Instructions to follow
Retype all of the entries word for word.

Data to process
◆ ◆ ◆

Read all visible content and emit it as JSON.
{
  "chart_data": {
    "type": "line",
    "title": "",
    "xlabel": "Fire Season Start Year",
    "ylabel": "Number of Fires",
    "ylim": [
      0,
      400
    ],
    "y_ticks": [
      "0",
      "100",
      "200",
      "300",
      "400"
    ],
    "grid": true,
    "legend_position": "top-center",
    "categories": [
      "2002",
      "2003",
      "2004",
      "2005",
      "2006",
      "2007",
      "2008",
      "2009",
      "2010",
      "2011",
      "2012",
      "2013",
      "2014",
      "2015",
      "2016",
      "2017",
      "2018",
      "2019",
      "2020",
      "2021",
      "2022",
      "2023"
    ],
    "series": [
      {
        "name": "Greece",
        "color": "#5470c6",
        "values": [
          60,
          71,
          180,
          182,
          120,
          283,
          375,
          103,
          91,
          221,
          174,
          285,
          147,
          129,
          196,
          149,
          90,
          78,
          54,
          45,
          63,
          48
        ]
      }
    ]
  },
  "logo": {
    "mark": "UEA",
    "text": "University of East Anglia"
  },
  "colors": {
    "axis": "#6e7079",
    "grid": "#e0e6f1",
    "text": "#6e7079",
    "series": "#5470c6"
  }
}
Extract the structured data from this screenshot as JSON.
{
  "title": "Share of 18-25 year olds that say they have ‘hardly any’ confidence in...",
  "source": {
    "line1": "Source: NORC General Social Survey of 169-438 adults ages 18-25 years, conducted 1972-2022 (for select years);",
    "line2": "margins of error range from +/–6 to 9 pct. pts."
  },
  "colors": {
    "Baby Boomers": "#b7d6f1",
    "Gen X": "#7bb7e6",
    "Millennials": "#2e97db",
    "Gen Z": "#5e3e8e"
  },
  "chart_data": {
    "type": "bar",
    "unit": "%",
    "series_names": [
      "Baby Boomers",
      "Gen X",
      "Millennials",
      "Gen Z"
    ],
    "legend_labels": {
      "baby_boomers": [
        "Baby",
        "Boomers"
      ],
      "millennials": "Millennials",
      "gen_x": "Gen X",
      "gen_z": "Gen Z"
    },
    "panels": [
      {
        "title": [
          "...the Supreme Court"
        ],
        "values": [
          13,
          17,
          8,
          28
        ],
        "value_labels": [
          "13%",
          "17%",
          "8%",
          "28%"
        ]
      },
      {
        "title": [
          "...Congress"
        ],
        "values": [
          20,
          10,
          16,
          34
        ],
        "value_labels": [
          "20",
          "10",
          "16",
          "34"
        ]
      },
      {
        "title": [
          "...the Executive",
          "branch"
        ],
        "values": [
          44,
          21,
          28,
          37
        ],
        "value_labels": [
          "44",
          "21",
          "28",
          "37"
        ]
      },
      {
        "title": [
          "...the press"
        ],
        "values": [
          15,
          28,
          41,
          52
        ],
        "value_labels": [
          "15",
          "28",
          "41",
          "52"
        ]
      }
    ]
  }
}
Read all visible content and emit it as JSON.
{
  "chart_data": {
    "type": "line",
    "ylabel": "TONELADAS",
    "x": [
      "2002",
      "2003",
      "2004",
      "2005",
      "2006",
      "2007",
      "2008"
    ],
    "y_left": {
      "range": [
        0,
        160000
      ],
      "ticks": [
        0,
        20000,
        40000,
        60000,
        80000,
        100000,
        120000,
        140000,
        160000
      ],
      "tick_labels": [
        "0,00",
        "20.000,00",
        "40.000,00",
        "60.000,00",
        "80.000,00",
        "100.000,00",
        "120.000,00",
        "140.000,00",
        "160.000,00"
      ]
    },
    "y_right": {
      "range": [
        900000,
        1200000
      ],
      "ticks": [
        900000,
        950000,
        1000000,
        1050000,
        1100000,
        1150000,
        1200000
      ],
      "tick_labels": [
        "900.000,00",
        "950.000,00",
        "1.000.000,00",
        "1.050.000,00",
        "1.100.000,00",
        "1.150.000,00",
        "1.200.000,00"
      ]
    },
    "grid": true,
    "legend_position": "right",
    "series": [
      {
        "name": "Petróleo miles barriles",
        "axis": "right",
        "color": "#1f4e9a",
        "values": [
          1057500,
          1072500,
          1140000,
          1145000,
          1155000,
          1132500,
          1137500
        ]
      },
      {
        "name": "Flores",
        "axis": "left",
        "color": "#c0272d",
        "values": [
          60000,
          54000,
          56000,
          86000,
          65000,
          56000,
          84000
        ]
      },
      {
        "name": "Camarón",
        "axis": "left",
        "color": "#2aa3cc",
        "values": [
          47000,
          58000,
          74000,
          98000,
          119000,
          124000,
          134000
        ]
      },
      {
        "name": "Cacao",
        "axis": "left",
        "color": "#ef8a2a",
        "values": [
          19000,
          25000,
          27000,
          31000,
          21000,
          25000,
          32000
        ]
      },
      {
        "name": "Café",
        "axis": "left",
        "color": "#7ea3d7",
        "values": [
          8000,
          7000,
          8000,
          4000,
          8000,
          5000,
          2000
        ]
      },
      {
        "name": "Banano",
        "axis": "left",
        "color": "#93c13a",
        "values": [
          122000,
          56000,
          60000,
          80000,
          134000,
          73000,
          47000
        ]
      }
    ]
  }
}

◆ ◆ ◆

The solution
Read all visible content and emit it as JSON.
{
  "chart_data": {
    "type": "line",
    "title": "",
    "xlabel": "Fire Season Start Year",
    "ylabel": "Number of Fires",
    "ylim": [
      0,
      400
    ],
    "y_ticks": [
      "0",
      "100",
      "200",
      "300",
      "400"
    ],
    "grid": true,
    "legend_position": "top-center",
    "categories": [
      "2002",
      "2003",
      "2004",
      "2005",
      "2006",
      "2007",
      "2008",
      "2009",
      "2010",
      "2011",
      "2012",
      "2013",
      "2014",
      "2015",
      "2016",
      "2017",
      "2018",
      "2019",
      "2020",
      "2021",
      "2022",
      "2023"
    ],
    "series": [
      {
        "name": "Greece",
        "color": "#5470c6",
        "values": [
          60,
          71,
          180,
          182,
          120,
          283,
          375,
          103,
          91,
          221,
          174,
          285,
          147,
          129,
          196,
          149,
          90,
          78,
          54,
          45,
          63,
          48
        ]
      }
    ]
  },
  "logo": {
    "mark": "UEA",
    "text": "University of East Anglia"
  },
  "colors": {
    "axis": "#6e7079",
    "grid": "#e0e6f1",
    "text": "#6e7079",
    "series": "#5470c6"
  }
}
Extract the structured data from this screenshot as JSON.
{
  "title": "Share of 18-25 year olds that say they have ‘hardly any’ confidence in...",
  "source": {
    "line1": "Source: NORC General Social Survey of 169-438 adults ages 18-25 years, conducted 1972-2022 (for select years);",
    "line2": "margins of error range from +/–6 to 9 pct. pts."
  },
  "colors": {
    "Baby Boomers": "#b7d6f1",
    "Gen X": "#7bb7e6",
    "Millennials": "#2e97db",
    "Gen Z": "#5e3e8e"
  },
  "chart_data": {
    "type": "bar",
    "unit": "%",
    "series_names": [
      "Baby Boomers",
      "Gen X",
      "Millennials",
      "Gen Z"
    ],
    "legend_labels": {
      "baby_boomers": [
        "Baby",
        "Boomers"
      ],
      "millennials": "Millennials",
      "gen_x": "Gen X",
      "gen_z": "Gen Z"
    },
    "panels": [
      {
        "title": [
          "...the Supreme Court"
        ],
        "values": [
          13,
          17,
          8,
          28
        ],
        "value_labels": [
          "13%",
          "17%",
          "8%",
          "28%"
        ]
      },
      {
        "title": [
          "...Congress"
        ],
        "values": [
          20,
          10,
          16,
          34
        ],
        "value_labels": [
          "20",
          "10",
          "16",
          "34"
        ]
      },
      {
        "title": [
          "...the Executive",
          "branch"
        ],
        "values": [
          44,
          21,
          28,
          37
        ],
        "value_labels": [
          "44",
          "21",
          "28",
          "37"
        ]
      },
      {
        "title": [
          "...the press"
        ],
        "values": [
          15,
          28,
          41,
          52
        ],
        "value_labels": [
          "15",
          "28",
          "41",
          "52"
        ]
      }
    ]
  }
}
Read all visible content and emit it as JSON.
{
  "chart_data": {
    "type": "line",
    "ylabel": "TONELADAS",
    "x": [
      "2002",
      "2003",
      "2004",
      "2005",
      "2006",
      "2007",
      "2008"
    ],
    "y_left": {
      "range": [
        0,
        160000
      ],
      "ticks": [
        0,
        20000,
        40000,
        60000,
        80000,
        100000,
        120000,
        140000,
        160000
      ],
      "tick_labels": [
        "0,00",
        "20.000,00",
        "40.000,00",
        "60.000,00",
        "80.000,00",
        "100.000,00",
        "120.000,00",
        "140.000,00",
        "160.000,00"
      ]
    },
    "y_right": {
      "range": [
        900000,
        1200000
      ],
      "ticks": [
        900000,
        950000,
        1000000,
        1050000,
        1100000,
        1150000,
        1200000
      ],
      "tick_labels": [
        "900.000,00",
        "950.000,00",
        "1.000.000,00",
        "1.050.000,00",
        "1.100.000,00",
        "1.150.000,00",
        "1.200.000,00"
      ]
    },
    "grid": true,
    "legend_position": "right",
    "series": [
      {
        "name": "Petróleo miles barriles",
        "axis": "right",
        "color": "#1f4e9a",
        "values": [
          1057500,
          1072500,
          1140000,
          1145000,
          1155000,
          1132500,
          1137500
        ]
      },
      {
        "name": "Flores",
        "axis": "left",
        "color": "#c0272d",
        "values": [
          60000,
          54000,
          56000,
          86000,
          65000,
          56000,
          84000
        ]
      },
      {
        "name": "Camarón",
        "axis": "left",
        "color": "#2aa3cc",
        "values": [
          47000,
          58000,
          74000,
          98000,
          119000,
          124000,
          134000
        ]
      },
      {
        "name": "Cacao",
        "axis": "left",
        "color": "#ef8a2a",
        "values": [
          19000,
          25000,
          27000,
          31000,
          21000,
          25000,
          32000
        ]
      },
      {
        "name": "Café",
        "axis": "left",
        "color": "#7ea3d7",
        "values": [
          8000,
          7000,
          8000,
          4000,
          8000,
          5000,
          2000
        ]
      },
      {
        "name": "Banano",
        "axis": "left",
        "color": "#93c13a",
        "values": [
          122000,
          56000,
          60000,
          80000,
          134000,
          73000,
          47000
        ]
      }
    ]
  }
}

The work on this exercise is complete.